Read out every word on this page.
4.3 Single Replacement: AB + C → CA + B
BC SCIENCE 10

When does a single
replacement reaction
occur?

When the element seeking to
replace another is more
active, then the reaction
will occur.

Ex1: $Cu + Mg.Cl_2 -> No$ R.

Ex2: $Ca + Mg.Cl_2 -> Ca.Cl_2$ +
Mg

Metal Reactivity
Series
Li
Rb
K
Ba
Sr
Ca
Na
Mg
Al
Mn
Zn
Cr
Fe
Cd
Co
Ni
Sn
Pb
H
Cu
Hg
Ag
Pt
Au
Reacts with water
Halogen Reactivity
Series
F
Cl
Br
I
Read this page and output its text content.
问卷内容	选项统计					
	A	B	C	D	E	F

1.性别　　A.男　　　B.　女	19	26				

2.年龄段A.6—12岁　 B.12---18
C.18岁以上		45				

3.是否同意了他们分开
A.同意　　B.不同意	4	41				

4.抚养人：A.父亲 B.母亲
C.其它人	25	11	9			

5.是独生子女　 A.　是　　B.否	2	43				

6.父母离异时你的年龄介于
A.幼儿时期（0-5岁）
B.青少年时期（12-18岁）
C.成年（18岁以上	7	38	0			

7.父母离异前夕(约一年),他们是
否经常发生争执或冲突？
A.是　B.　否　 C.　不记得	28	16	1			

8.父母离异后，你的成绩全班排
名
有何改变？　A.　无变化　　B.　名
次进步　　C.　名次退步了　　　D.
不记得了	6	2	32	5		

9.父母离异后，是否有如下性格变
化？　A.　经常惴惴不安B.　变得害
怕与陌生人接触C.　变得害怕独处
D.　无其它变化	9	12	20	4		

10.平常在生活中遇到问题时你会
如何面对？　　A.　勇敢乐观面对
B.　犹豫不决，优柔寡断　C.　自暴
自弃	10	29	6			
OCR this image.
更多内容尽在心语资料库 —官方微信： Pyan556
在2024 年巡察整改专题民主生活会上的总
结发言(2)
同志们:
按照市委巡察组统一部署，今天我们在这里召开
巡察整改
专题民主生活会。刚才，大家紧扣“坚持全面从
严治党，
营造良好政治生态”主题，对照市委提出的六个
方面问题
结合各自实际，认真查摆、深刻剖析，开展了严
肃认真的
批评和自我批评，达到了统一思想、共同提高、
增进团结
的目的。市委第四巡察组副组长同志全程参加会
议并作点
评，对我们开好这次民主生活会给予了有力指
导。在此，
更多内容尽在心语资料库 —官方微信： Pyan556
# # #
* **Exercise details**
Recopy all the lines exactly as they appear.

* **Result of this task**
Read out every word on this page.
4.3 Single Replacement: AB + C → CA + B
BC SCIENCE 10

When does a single
replacement reaction
occur?

When the element seeking to
replace another is more
active, then the reaction
will occur.

Ex1: $Cu + Mg.Cl_2 -> No$ R.

Ex2: $Ca + Mg.Cl_2 -> Ca.Cl_2$ +
Mg

Metal Reactivity
Series
Li
Rb
K
Ba
Sr
Ca
Na
Mg
Al
Mn
Zn
Cr
Fe
Cd
Co
Ni
Sn
Pb
H
Cu
Hg
Ag
Pt
Au
Reacts with water
Halogen Reactivity
Series
F
Cl
Br
I
Read this page and output its text content.
问卷内容	选项统计					
	A	B	C	D	E	F

1.性别　　A.男　　　B.　女	19	26				

2.年龄段A.6—12岁　 B.12---18
C.18岁以上		45				

3.是否同意了他们分开
A.同意　　B.不同意	4	41				

4.抚养人：A.父亲 B.母亲
C.其它人	25	11	9			

5.是独生子女　 A.　是　　B.否	2	43				

6.父母离异时你的年龄介于
A.幼儿时期（0-5岁）
B.青少年时期（12-18岁）
C.成年（18岁以上	7	38	0			

7.父母离异前夕(约一年),他们是
否经常发生争执或冲突？
A.是　B.　否　 C.　不记得	28	16	1			

8.父母离异后，你的成绩全班排
名
有何改变？　A.　无变化　　B.　名
次进步　　C.　名次退步了　　　D.
不记得了	6	2	32	5		

9.父母离异后，是否有如下性格变
化？　A.　经常惴惴不安B.　变得害
怕与陌生人接触C.　变得害怕独处
D.　无其它变化	9	12	20	4		

10.平常在生活中遇到问题时你会
如何面对？　　A.　勇敢乐观面对
B.　犹豫不决，优柔寡断　C.　自暴
自弃	10	29	6			
OCR this image.
更多内容尽在心语资料库 —官方微信： Pyan556
在2024 年巡察整改专题民主生活会上的总
结发言(2)
同志们:
按照市委巡察组统一部署，今天我们在这里召开
巡察整改
专题民主生活会。刚才，大家紧扣“坚持全面从
严治党，
营造良好政治生态”主题，对照市委提出的六个
方面问题
结合各自实际，认真查摆、深刻剖析，开展了严
肃认真的
批评和自我批评，达到了统一思想、共同提高、
增进团结
的目的。市委第四巡察组副组长同志全程参加会
议并作点
评，对我们开好这次民主生活会给予了有力指
导。在此，
更多内容尽在心语资料库 —官方微信： Pyan556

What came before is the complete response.